**** DATA SHOWN ****
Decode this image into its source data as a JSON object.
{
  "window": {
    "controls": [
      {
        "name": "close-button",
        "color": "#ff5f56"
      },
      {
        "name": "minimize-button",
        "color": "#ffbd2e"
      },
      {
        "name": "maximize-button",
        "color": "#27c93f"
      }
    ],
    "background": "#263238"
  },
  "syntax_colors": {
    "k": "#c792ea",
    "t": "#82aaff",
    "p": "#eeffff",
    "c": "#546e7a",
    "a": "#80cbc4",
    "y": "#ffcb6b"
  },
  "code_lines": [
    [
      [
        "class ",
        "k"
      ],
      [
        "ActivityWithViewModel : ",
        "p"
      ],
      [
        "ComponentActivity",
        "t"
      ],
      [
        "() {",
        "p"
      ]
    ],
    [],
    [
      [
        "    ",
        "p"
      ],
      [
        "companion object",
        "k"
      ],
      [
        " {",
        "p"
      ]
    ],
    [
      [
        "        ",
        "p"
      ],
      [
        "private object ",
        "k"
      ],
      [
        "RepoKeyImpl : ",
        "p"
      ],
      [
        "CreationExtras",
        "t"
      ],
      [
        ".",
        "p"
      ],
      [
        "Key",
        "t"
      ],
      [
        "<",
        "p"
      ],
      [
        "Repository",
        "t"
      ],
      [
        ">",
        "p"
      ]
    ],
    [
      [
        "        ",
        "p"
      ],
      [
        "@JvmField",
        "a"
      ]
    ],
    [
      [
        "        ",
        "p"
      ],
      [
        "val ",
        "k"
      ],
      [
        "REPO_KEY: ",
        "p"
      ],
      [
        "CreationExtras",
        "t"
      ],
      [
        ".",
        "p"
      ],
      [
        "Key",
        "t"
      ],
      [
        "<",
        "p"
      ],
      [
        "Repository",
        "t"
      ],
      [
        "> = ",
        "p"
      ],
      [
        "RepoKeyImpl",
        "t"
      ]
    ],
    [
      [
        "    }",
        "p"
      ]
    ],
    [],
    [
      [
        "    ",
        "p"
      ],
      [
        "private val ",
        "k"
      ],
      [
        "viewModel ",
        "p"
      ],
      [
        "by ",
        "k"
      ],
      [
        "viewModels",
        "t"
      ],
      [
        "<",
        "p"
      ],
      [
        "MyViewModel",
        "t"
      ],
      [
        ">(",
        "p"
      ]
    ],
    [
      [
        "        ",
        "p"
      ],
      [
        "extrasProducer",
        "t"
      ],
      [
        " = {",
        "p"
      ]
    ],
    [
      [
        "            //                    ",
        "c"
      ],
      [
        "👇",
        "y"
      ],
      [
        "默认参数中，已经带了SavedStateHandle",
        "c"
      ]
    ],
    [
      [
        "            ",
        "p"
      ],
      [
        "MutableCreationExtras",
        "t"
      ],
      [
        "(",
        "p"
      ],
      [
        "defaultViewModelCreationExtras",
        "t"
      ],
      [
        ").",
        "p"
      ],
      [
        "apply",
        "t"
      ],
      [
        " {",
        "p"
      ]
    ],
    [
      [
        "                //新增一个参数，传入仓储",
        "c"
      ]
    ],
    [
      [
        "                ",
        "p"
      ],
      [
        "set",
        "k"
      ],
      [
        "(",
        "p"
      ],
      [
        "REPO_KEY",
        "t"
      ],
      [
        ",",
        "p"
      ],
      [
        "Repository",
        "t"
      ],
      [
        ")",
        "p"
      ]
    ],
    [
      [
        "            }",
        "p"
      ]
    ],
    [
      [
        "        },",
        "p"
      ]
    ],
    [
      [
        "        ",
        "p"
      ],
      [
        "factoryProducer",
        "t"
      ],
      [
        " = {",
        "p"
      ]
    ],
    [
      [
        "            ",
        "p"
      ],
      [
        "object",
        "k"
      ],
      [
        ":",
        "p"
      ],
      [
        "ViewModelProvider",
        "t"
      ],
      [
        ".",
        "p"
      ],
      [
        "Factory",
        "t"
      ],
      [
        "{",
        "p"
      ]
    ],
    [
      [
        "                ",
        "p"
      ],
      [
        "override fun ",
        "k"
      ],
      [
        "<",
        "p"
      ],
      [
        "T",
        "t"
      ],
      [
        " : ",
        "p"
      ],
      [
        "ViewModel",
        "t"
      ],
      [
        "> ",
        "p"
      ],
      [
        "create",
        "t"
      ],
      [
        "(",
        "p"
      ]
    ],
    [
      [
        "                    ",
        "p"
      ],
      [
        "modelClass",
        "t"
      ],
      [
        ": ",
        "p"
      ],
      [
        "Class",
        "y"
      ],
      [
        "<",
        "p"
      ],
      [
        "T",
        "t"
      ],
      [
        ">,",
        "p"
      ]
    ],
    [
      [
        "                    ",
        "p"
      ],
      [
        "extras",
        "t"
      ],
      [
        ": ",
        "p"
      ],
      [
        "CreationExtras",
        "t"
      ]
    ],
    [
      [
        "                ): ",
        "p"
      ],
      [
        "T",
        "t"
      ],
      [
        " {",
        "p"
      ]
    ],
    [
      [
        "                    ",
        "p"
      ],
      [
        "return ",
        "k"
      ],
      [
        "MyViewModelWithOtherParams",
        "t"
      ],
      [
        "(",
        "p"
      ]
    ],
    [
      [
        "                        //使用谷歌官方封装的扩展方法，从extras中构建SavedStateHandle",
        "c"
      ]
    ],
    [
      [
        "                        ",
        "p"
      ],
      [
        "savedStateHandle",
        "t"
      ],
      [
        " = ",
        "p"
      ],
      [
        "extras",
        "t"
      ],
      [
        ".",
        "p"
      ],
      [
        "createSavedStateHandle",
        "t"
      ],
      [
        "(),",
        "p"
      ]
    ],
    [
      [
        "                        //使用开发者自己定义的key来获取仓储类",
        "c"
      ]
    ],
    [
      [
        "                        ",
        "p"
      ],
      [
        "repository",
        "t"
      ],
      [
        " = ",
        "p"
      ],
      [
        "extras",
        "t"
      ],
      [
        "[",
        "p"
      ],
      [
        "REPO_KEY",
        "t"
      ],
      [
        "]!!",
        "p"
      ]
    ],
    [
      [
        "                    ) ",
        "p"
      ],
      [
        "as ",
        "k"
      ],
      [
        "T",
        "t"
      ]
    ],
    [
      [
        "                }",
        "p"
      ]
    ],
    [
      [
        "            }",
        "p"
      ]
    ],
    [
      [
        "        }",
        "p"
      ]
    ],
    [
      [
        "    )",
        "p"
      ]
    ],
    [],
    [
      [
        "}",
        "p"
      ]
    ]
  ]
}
****
Show the lines of the records that include the string "object".

* FINISHED ANSWER *
Decode this image into its source data as a JSON object.
        "companion object",
        "private object ",
        "object",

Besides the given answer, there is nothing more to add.